**INFORMATION SUPPLIED**
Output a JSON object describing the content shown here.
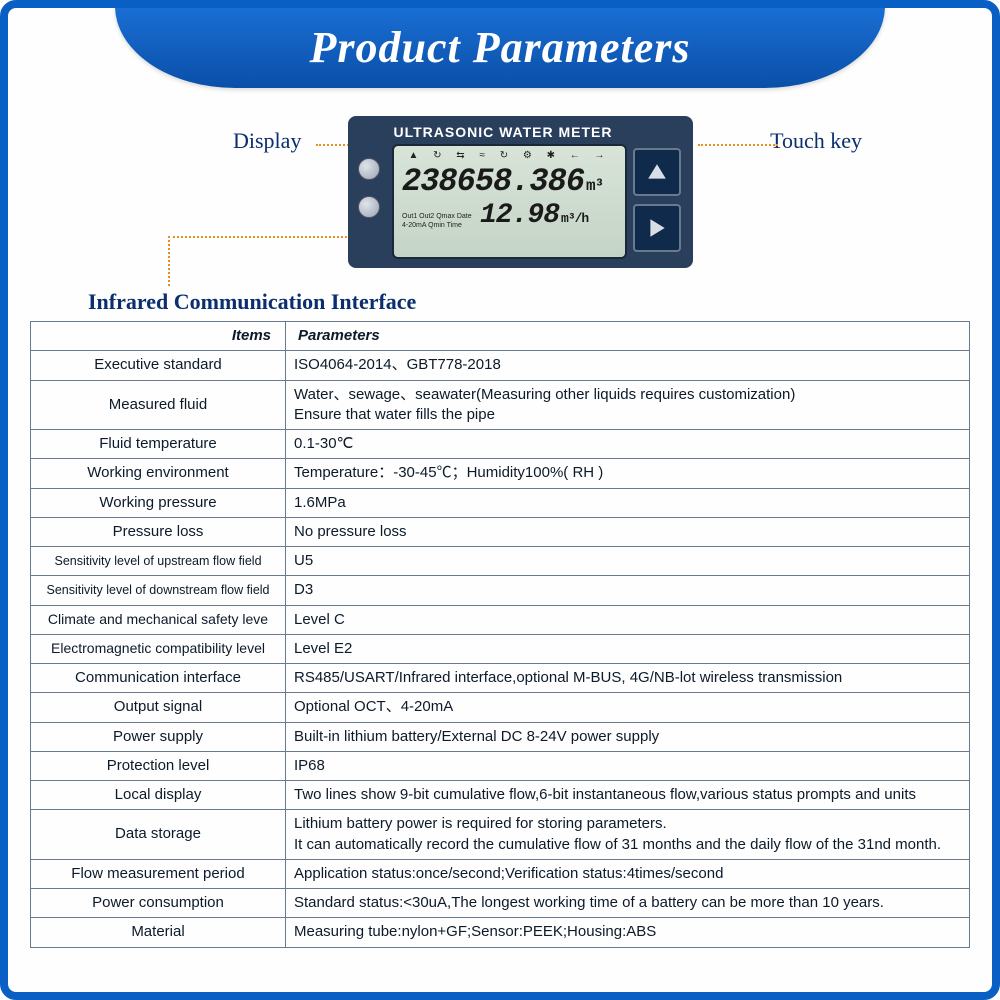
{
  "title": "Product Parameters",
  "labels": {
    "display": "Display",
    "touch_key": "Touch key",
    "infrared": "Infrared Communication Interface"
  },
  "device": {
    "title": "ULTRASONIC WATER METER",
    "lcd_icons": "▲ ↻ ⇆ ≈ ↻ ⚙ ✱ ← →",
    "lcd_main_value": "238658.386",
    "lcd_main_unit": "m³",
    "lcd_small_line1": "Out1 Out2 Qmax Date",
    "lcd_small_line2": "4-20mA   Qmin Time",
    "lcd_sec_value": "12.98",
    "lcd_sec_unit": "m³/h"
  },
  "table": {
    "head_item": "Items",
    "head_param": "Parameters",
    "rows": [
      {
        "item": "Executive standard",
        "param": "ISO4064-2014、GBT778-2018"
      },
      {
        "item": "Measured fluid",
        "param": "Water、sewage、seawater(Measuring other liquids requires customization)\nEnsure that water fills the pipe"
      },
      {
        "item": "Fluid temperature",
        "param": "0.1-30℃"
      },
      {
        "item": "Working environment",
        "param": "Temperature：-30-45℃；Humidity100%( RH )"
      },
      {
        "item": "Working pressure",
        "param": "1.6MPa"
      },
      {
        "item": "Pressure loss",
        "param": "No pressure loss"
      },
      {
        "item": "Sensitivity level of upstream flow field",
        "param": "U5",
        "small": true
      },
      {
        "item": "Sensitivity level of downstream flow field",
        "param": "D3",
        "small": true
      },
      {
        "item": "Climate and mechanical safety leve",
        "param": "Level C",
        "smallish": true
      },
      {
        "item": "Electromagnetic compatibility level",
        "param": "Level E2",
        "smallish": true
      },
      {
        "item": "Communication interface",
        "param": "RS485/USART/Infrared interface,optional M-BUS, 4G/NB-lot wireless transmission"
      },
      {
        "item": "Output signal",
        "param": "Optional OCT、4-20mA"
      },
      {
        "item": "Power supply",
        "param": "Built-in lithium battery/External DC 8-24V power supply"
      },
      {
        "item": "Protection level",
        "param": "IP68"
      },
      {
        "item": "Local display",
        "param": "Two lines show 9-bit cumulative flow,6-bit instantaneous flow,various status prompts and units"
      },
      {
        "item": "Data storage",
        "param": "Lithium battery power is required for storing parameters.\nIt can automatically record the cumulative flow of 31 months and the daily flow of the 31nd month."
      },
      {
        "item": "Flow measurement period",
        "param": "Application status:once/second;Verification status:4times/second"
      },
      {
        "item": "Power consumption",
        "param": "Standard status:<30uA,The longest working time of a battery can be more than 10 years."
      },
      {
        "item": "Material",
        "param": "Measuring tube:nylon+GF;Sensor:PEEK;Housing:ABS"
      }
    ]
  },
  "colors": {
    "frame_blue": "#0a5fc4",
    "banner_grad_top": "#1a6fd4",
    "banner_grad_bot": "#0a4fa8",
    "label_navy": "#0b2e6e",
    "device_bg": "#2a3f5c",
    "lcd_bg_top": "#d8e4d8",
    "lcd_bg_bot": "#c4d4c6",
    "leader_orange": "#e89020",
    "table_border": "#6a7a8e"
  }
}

**WHAT YOU SHOULD DO**
The data should be printed again unchanged; leave its pictures out.

**SOLUTION FOR THIS PROBLEM**
Output a JSON object describing the content shown here.
{
  "title": "Product Parameters",
  "labels": {
    "display": "Display",
    "touch_key": "Touch key",
    "infrared": "Infrared Communication Interface"
  },
  "device": {
    "title": "ULTRASONIC WATER METER",
    "lcd_icons": "▲ ↻ ⇆ ≈ ↻ ⚙ ✱ ← →",
    "lcd_main_value": "238658.386",
    "lcd_main_unit": "m³",
    "lcd_small_line1": "Out1 Out2 Qmax Date",
    "lcd_small_line2": "4-20mA   Qmin Time",
    "lcd_sec_value": "12.98",
    "lcd_sec_unit": "m³/h"
  },
  "table": {
    "head_item": "Items",
    "head_param": "Parameters",
    "rows": [
      {
        "item": "Executive standard",
        "param": "ISO4064-2014、GBT778-2018"
      },
      {
        "item": "Measured fluid",
        "param": "Water、sewage、seawater(Measuring other liquids requires customization)\nEnsure that water fills the pipe"
      },
      {
        "item": "Fluid temperature",
        "param": "0.1-30℃"
      },
      {
        "item": "Working environment",
        "param": "Temperature：-30-45℃；Humidity100%( RH )"
      },
      {
        "item": "Working pressure",
        "param": "1.6MPa"
      },
      {
        "item": "Pressure loss",
        "param": "No pressure loss"
      },
      {
        "item": "Sensitivity level of upstream flow field",
        "param": "U5",
        "small": true
      },
      {
        "item": "Sensitivity level of downstream flow field",
        "param": "D3",
        "small": true
      },
      {
        "item": "Climate and mechanical safety leve",
        "param": "Level C",
        "smallish": true
      },
      {
        "item": "Electromagnetic compatibility level",
        "param": "Level E2",
        "smallish": true
      },
      {
        "item": "Communication interface",
        "param": "RS485/USART/Infrared interface,optional M-BUS, 4G/NB-lot wireless transmission"
      },
      {
        "item": "Output signal",
        "param": "Optional OCT、4-20mA"
      },
      {
        "item": "Power supply",
        "param": "Built-in lithium battery/External DC 8-24V power supply"
      },
      {
        "item": "Protection level",
        "param": "IP68"
      },
      {
        "item": "Local display",
        "param": "Two lines show 9-bit cumulative flow,6-bit instantaneous flow,various status prompts and units"
      },
      {
        "item": "Data storage",
        "param": "Lithium battery power is required for storing parameters.\nIt can automatically record the cumulative flow of 31 months and the daily flow of the 31nd month."
      },
      {
        "item": "Flow measurement period",
        "param": "Application status:once/second;Verification status:4times/second"
      },
      {
        "item": "Power consumption",
        "param": "Standard status:<30uA,The longest working time of a battery can be more than 10 years."
      },
      {
        "item": "Material",
        "param": "Measuring tube:nylon+GF;Sensor:PEEK;Housing:ABS"
      }
    ]
  },
  "colors": {
    "frame_blue": "#0a5fc4",
    "banner_grad_top": "#1a6fd4",
    "banner_grad_bot": "#0a4fa8",
    "label_navy": "#0b2e6e",
    "device_bg": "#2a3f5c",
    "lcd_bg_top": "#d8e4d8",
    "lcd_bg_bot": "#c4d4c6",
    "leader_orange": "#e89020",
    "table_border": "#6a7a8e"
  }
}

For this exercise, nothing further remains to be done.